[YOUR TASK] Return the material exactly as supplied, apart from the pictures, which are omitted.

▬▬▬▬▬▬▬▬▬▬

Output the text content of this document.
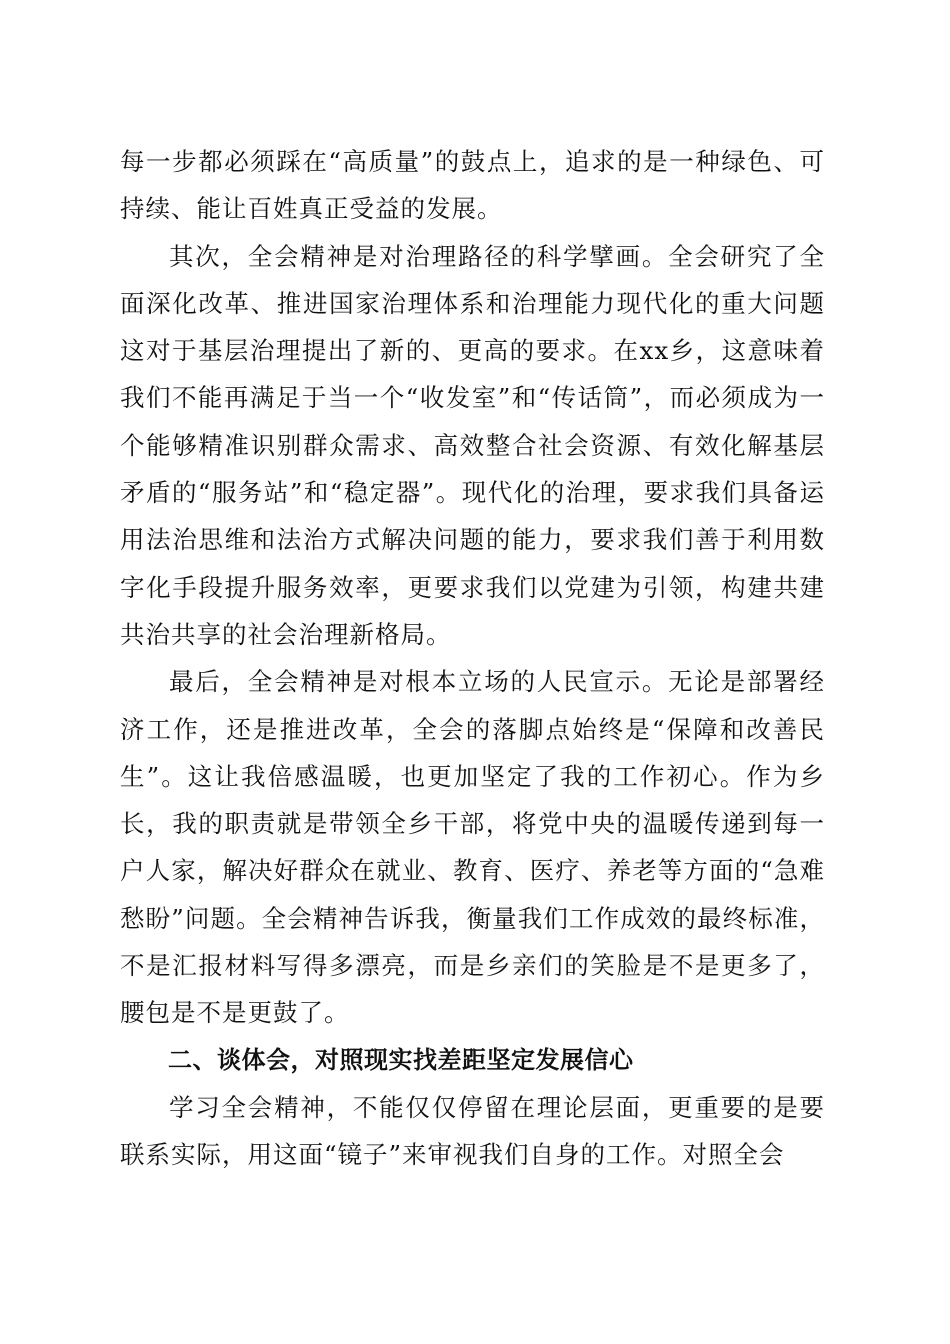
每一步都必须踩在“高质量”的鼓点上，追求的是一种绿色、可持续、能让百姓真正受益的发展。

其次，全会精神是对治理路径的科学擘画。全会研究了全面深化改革、推进国家治理体系和治理能力现代化的重大问题这对于基层治理提出了新的、更高的要求。在xx乡，这意味着我们不能再满足于当一个“收发室”和“传话筒”，而必须成为一个能够精准识别群众需求、高效整合社会资源、有效化解基层矛盾的“服务站”和“稳定器”。现代化的治理，要求我们具备运用法治思维和法治方式解决问题的能力，要求我们善于利用数字化手段提升服务效率，更要求我们以党建为引领，构建共建共治共享的社会治理新格局。

最后，全会精神是对根本立场的人民宣示。无论是部署经济工作，还是推进改革，全会的落脚点始终是“保障和改善民生”。这让我倍感温暖，也更加坚定了我的工作初心。作为乡长，我的职责就是带领全乡干部，将党中央的温暖传递到每一户人家，解决好群众在就业、教育、医疗、养老等方面的“急难愁盼”问题。全会精神告诉我，衡量我们工作成效的最终标准，不是汇报材料写得多漂亮，而是乡亲们的笑脸是不是更多了，腰包是不是更鼓了。

二、谈体会，对照现实找差距坚定发展信心

学习全会精神，不能仅仅停留在理论层面，更重要的是要联系实际，用这面“镜子”来审视我们自身的工作。对照全会
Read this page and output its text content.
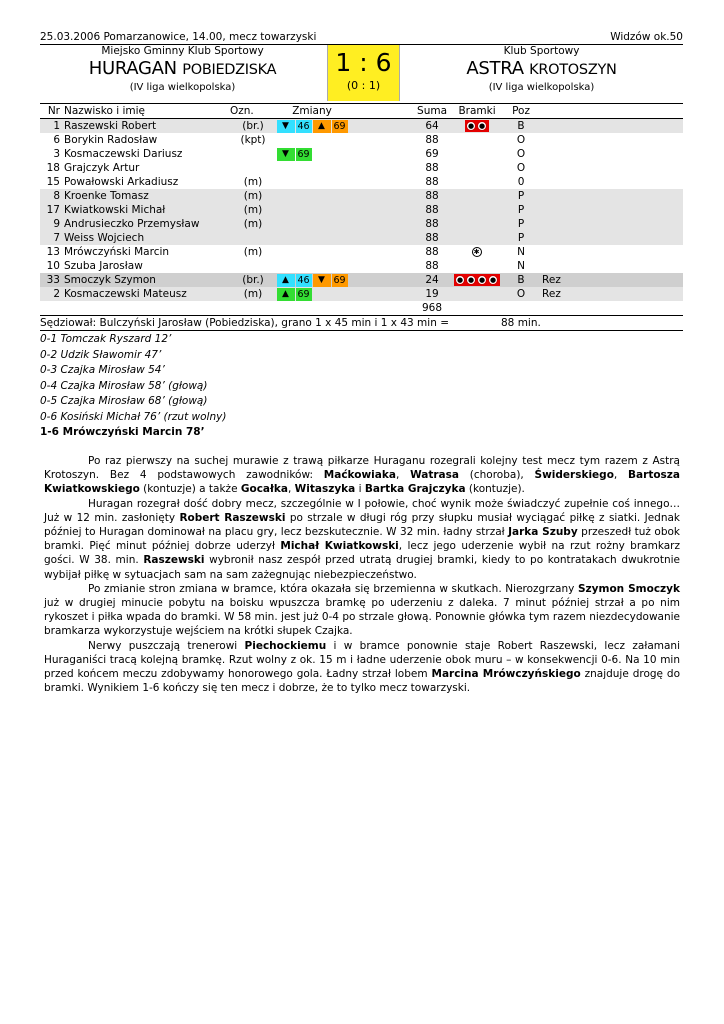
25.03.2006 Pomarzanowice, 14.00, mecz towarzyski	Widzów ok.50
Miejsko Gminny Klub Sportowy
HURAGAN POBIEDZISKA
(IV liga wielkopolska)
1 : 6
(0 : 1)
Klub Sportowy
ASTRA KROTOSZYN
(IV liga wielkopolska)
Nr	Nazwisko i imię	Ozn.	Zmiany					Suma	Bramki	Poz	
1	Raszewski Robert	(br.)	▼	46	▲	69		64	● ●	B	
6	Borykin Radosław	(kpt)						88		O	
3	Kosmaczewski Dariusz		▼	69				69		O	
18	Grajczyk Artur							88		O	
15	Powałowski Arkadiusz	(m)						88		0	
8	Kroenke Tomasz	(m)						88		P	
17	Kwiatkowski Michał	(m)						88		P	
9	Andrusieczko Przemysław	(m)						88		P	
7	Weiss Wojciech							88		P	
13	Mrówczyński Marcin	(m)						88	✱	N	
10	Szuba Jarosław							88		N	
33	Smoczyk Szymon	(br.)	▲	46	▼	69		24	● ● ● ●	B	Rez
2	Kosmaczewski Mateusz	(m)	▲	69				19		O	Rez
								968			
Sędziował: Bulczyński Jarosław (Pobiedziska), grano 1 x 45 min i 1 x 43 min =	88 min.
0-1 Tomczak Ryszard 12’
0-2 Udzik Sławomir 47’
0-3 Czajka Mirosław 54’
0-4 Czajka Mirosław 58’ (głową)
0-5 Czajka Mirosław 68’ (głową)
0-6 Kosiński Michał 76’ (rzut wolny)
1-6 Mrówczyński Marcin 78’

Po raz pierwszy na suchej murawie z trawą piłkarze Huraganu rozegrali kolejny test mecz tym razem z Astrą Krotoszyn. Bez 4 podstawowych zawodników: Maćkowiaka, Watrasa (choroba), Świderskiego, Bartosza Kwiatkowskiego (kontuzje) a także Gocałka, Witaszyka i Bartka Grajczyka (kontuzje).

Huragan rozegrał dość dobry mecz, szczególnie w I połowie, choć wynik może świadczyć zupełnie coś innego… Już w 12 min. zasłonięty Robert Raszewski po strzale w długi róg przy słupku musiał wyciągać piłkę z siatki. Jednak później to Huragan dominował na placu gry, lecz bezskutecznie. W 32 min. ładny strzał Jarka Szuby przeszedł tuż obok bramki. Pięć minut później dobrze uderzył Michał Kwiatkowski, lecz jego uderzenie wybił na rzut rożny bramkarz gości. W 38. min. Raszewski wybronił nasz zespół przed utratą drugiej bramki, kiedy to po kontratakach dwukrotnie wybijał piłkę w sytuacjach sam na sam zażegnując niebezpieczeństwo.

Po zmianie stron zmiana w bramce, która okazała się brzemienna w skutkach. Nierozgrzany Szymon Smoczyk już w drugiej minucie pobytu na boisku wpuszcza bramkę po uderzeniu z daleka. 7 minut później strzał a po nim rykoszet i piłka wpada do bramki. W 58 min. jest już 0-4 po strzale głową. Ponownie główka tym razem niezdecydowanie bramkarza wykorzystuje wejściem na krótki słupek Czajka.

Nerwy puszczają trenerowi Piechockiemu i w bramce ponownie staje Robert Raszewski, lecz załamani Huraganiści tracą kolejną bramkę. Rzut wolny z ok. 15 m i ładne uderzenie obok muru – w konsekwencji 0-6. Na 10 min przed końcem meczu zdobywamy honorowego gola. Ładny strzał lobem Marcina Mrówczyńskiego znajduje drogę do bramki. Wynikiem 1-6 kończy się ten mecz i dobrze, że to tylko mecz towarzyski.
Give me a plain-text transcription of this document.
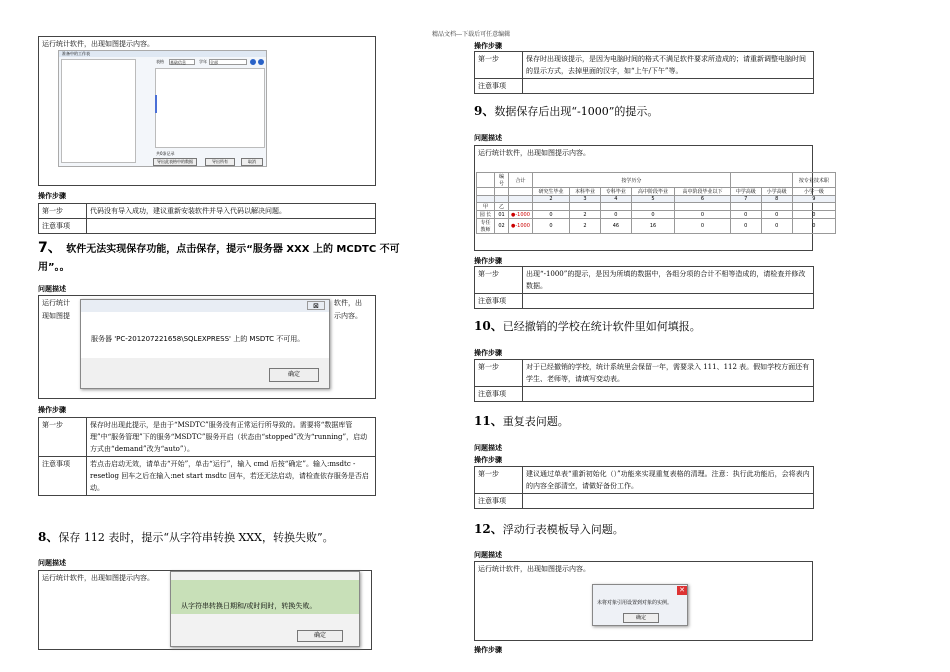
精品文档---下载后可任意编辑
运行统计软件，出现如图提示内容。
准备中的工作表
表格 基础信息	学年 全部
共0条记录
导出此表格中的数据	导出所有	取消
操作步骤
第一步	代码没有导入成功，建议重新安装软件并导入代码以解决问题。
注意事项	
7、 软件无法实现保存功能，点击保存，提示“服务器 XXX 上的 MCDTC 不可
用”。。
问题描述
运行统计
现如图提
软件，出
示内容。
⊠
服务器 'PC-201207221658\SQLEXPRESS' 上的 MSDTC 不可用。
确定
操作步骤
第一步	保存时出现此提示，是由于“MSDTC”服务没有正常运行所导致的。需要将“数据库管理”中“服务管理”下的服务“MSDTC”服务开启（状态由“stopped”改为“running”，启动方式由“demand”改为“auto”）。
注意事项	若点击启动无效，请单击“开始”，单击“运行”，输入 cmd 后按“确定”。输入:msdtc -resetlog 回车之后在输入:net start msdtc 回车，若还无法启动，请检查依存服务是否启动。
8、保存 112 表时，提示“从字符串转换 XXX，转换失败”。
问题描述
运行统计软件，出现如图提示内容。
从字符串转换日期和/或时间时，转换失败。
确定
操作步骤
第一步	保存时出现该提示，是因为电脑时间的格式不满足软件要求所造成的；请重新调整电脑时间的显示方式，去掉里面的汉字，如“上午/下午”等。
注意事项	
9、数据保存后出现“-1000”的提示。
问题描述
运行统计软件，出现如图提示内容。
	编号	合计	按学历分							按专业技术职
			研究生毕业	本科毕业	专科毕业	高中阶段毕业	高中阶段毕业以下	中学高级	小学高级	小学一级
			2	3	4	5	6	7	8	9
甲	乙									
园 长	01	●-1000	0	2	0	0	0	0	0	0
专任教师	02	●-1000	0	2	46	16	0	0	0	0
操作步骤
第一步	出现“-1000”的提示，是因为所填的数据中，各组分项的合计不相等造成的，请检查并修改数据。
注意事项	
10、已经撤销的学校在统计软件里如何填报。
操作步骤
第一步	对于已经撤销的学校，统计系统里会保留一年，需要录入 111、112 表。假如学校方面还有学生、老师等，请填写变动表。
注意事项	
11、重复表问题。
问题描述
操作步骤
第一步	建议通过单表“重新初始化（）”功能来实现重复表格的清理。注意：执行此功能后，会将表内的内容全部清空，请做好备份工作。
注意事项	
12、浮动行表模板导入问题。
问题描述
运行统计软件，出现如图提示内容。
✕
未将对象引用设置到对象的实例。
确定
操作步骤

▬▬▬▬▬▬▬▬▬▬

[EXERCISE RESULT]
Output the text content of this document.
每一步都必须踩在“高质量”的鼓点上，追求的是一种绿色、可持续、能让百姓真正受益的发展。

其次，全会精神是对治理路径的科学擘画。全会研究了全面深化改革、推进国家治理体系和治理能力现代化的重大问题这对于基层治理提出了新的、更高的要求。在xx乡，这意味着我们不能再满足于当一个“收发室”和“传话筒”，而必须成为一个能够精准识别群众需求、高效整合社会资源、有效化解基层矛盾的“服务站”和“稳定器”。现代化的治理，要求我们具备运用法治思维和法治方式解决问题的能力，要求我们善于利用数字化手段提升服务效率，更要求我们以党建为引领，构建共建共治共享的社会治理新格局。

最后，全会精神是对根本立场的人民宣示。无论是部署经济工作，还是推进改革，全会的落脚点始终是“保障和改善民生”。这让我倍感温暖，也更加坚定了我的工作初心。作为乡长，我的职责就是带领全乡干部，将党中央的温暖传递到每一户人家，解决好群众在就业、教育、医疗、养老等方面的“急难愁盼”问题。全会精神告诉我，衡量我们工作成效的最终标准，不是汇报材料写得多漂亮，而是乡亲们的笑脸是不是更多了，腰包是不是更鼓了。

二、谈体会，对照现实找差距坚定发展信心

学习全会精神，不能仅仅停留在理论层面，更重要的是要联系实际，用这面“镜子”来审视我们自身的工作。对照全会
Read this page and output its text content.
25.03.2006 Pomarzanowice, 14.00, mecz towarzyski	Widzów ok.50
Miejsko Gminny Klub Sportowy
HURAGAN POBIEDZISKA
(IV liga wielkopolska)
1 : 6
(0 : 1)
Klub Sportowy
ASTRA KROTOSZYN
(IV liga wielkopolska)
Nr	Nazwisko i imię	Ozn.	Zmiany					Suma	Bramki	Poz	
1	Raszewski Robert	(br.)	▼	46	▲	69		64	● ●	B	
6	Borykin Radosław	(kpt)						88		O	
3	Kosmaczewski Dariusz		▼	69				69		O	
18	Grajczyk Artur							88		O	
15	Powałowski Arkadiusz	(m)						88		0	
8	Kroenke Tomasz	(m)						88		P	
17	Kwiatkowski Michał	(m)						88		P	
9	Andrusieczko Przemysław	(m)						88		P	
7	Weiss Wojciech							88		P	
13	Mrówczyński Marcin	(m)						88	✱	N	
10	Szuba Jarosław							88		N	
33	Smoczyk Szymon	(br.)	▲	46	▼	69		24	● ● ● ●	B	Rez
2	Kosmaczewski Mateusz	(m)	▲	69				19		O	Rez
								968			
Sędziował: Bulczyński Jarosław (Pobiedziska), grano 1 x 45 min i 1 x 43 min =	88 min.
0-1 Tomczak Ryszard 12’
0-2 Udzik Sławomir 47’
0-3 Czajka Mirosław 54’
0-4 Czajka Mirosław 58’ (głową)
0-5 Czajka Mirosław 68’ (głową)
0-6 Kosiński Michał 76’ (rzut wolny)
1-6 Mrówczyński Marcin 78’

Po raz pierwszy na suchej murawie z trawą piłkarze Huraganu rozegrali kolejny test mecz tym razem z Astrą Krotoszyn. Bez 4 podstawowych zawodników: Maćkowiaka, Watrasa (choroba), Świderskiego, Bartosza Kwiatkowskiego (kontuzje) a także Gocałka, Witaszyka i Bartka Grajczyka (kontuzje).

Huragan rozegrał dość dobry mecz, szczególnie w I połowie, choć wynik może świadczyć zupełnie coś innego… Już w 12 min. zasłonięty Robert Raszewski po strzale w długi róg przy słupku musiał wyciągać piłkę z siatki. Jednak później to Huragan dominował na placu gry, lecz bezskutecznie. W 32 min. ładny strzał Jarka Szuby przeszedł tuż obok bramki. Pięć minut później dobrze uderzył Michał Kwiatkowski, lecz jego uderzenie wybił na rzut rożny bramkarz gości. W 38. min. Raszewski wybronił nasz zespół przed utratą drugiej bramki, kiedy to po kontratakach dwukrotnie wybijał piłkę w sytuacjach sam na sam zażegnując niebezpieczeństwo.

Po zmianie stron zmiana w bramce, która okazała się brzemienna w skutkach. Nierozgrzany Szymon Smoczyk już w drugiej minucie pobytu na boisku wpuszcza bramkę po uderzeniu z daleka. 7 minut później strzał a po nim rykoszet i piłka wpada do bramki. W 58 min. jest już 0-4 po strzale głową. Ponownie główka tym razem niezdecydowanie bramkarza wykorzystuje wejściem na krótki słupek Czajka.

Nerwy puszczają trenerowi Piechockiemu i w bramce ponownie staje Robert Raszewski, lecz załamani Huraganiści tracą kolejną bramkę. Rzut wolny z ok. 15 m i ładne uderzenie obok muru – w konsekwencji 0-6. Na 10 min przed końcem meczu zdobywamy honorowego gola. Ładny strzał lobem Marcina Mrówczyńskiego znajduje drogę do bramki. Wynikiem 1-6 kończy się ten mecz i dobrze, że to tylko mecz towarzyski.
Give me a plain-text transcription of this document.
精品文档---下载后可任意编辑
运行统计软件，出现如图提示内容。
准备中的工作表
表格 基础信息	学年 全部
共0条记录
导出此表格中的数据	导出所有	取消
操作步骤
第一步	代码没有导入成功，建议重新安装软件并导入代码以解决问题。
注意事项	
7、 软件无法实现保存功能，点击保存，提示“服务器 XXX 上的 MCDTC 不可
用”。。
问题描述
运行统计
现如图提
软件，出
示内容。
⊠
服务器 'PC-201207221658\SQLEXPRESS' 上的 MSDTC 不可用。
确定
操作步骤
第一步	保存时出现此提示，是由于“MSDTC”服务没有正常运行所导致的。需要将“数据库管理”中“服务管理”下的服务“MSDTC”服务开启（状态由“stopped”改为“running”，启动方式由“demand”改为“auto”）。
注意事项	若点击启动无效，请单击“开始”，单击“运行”，输入 cmd 后按“确定”。输入:msdtc -resetlog 回车之后在输入:net start msdtc 回车，若还无法启动，请检查依存服务是否启动。
8、保存 112 表时，提示“从字符串转换 XXX，转换失败”。
问题描述
运行统计软件，出现如图提示内容。
从字符串转换日期和/或时间时，转换失败。
确定
操作步骤
第一步	保存时出现该提示，是因为电脑时间的格式不满足软件要求所造成的；请重新调整电脑时间的显示方式，去掉里面的汉字，如“上午/下午”等。
注意事项	
9、数据保存后出现“-1000”的提示。
问题描述
运行统计软件，出现如图提示内容。
	编号	合计	按学历分							按专业技术职
			研究生毕业	本科毕业	专科毕业	高中阶段毕业	高中阶段毕业以下	中学高级	小学高级	小学一级
			2	3	4	5	6	7	8	9
甲	乙									
园 长	01	●-1000	0	2	0	0	0	0	0	0
专任教师	02	●-1000	0	2	46	16	0	0	0	0
操作步骤
第一步	出现“-1000”的提示，是因为所填的数据中，各组分项的合计不相等造成的，请检查并修改数据。
注意事项	
10、已经撤销的学校在统计软件里如何填报。
操作步骤
第一步	对于已经撤销的学校，统计系统里会保留一年，需要录入 111、112 表。假如学校方面还有学生、老师等，请填写变动表。
注意事项	
11、重复表问题。
问题描述
操作步骤
第一步	建议通过单表“重新初始化（）”功能来实现重复表格的清理。注意：执行此功能后，会将表内的内容全部清空，请做好备份工作。
注意事项	
12、浮动行表模板导入问题。
问题描述
运行统计软件，出现如图提示内容。
✕
未将对象引用设置到对象的实例。
确定
操作步骤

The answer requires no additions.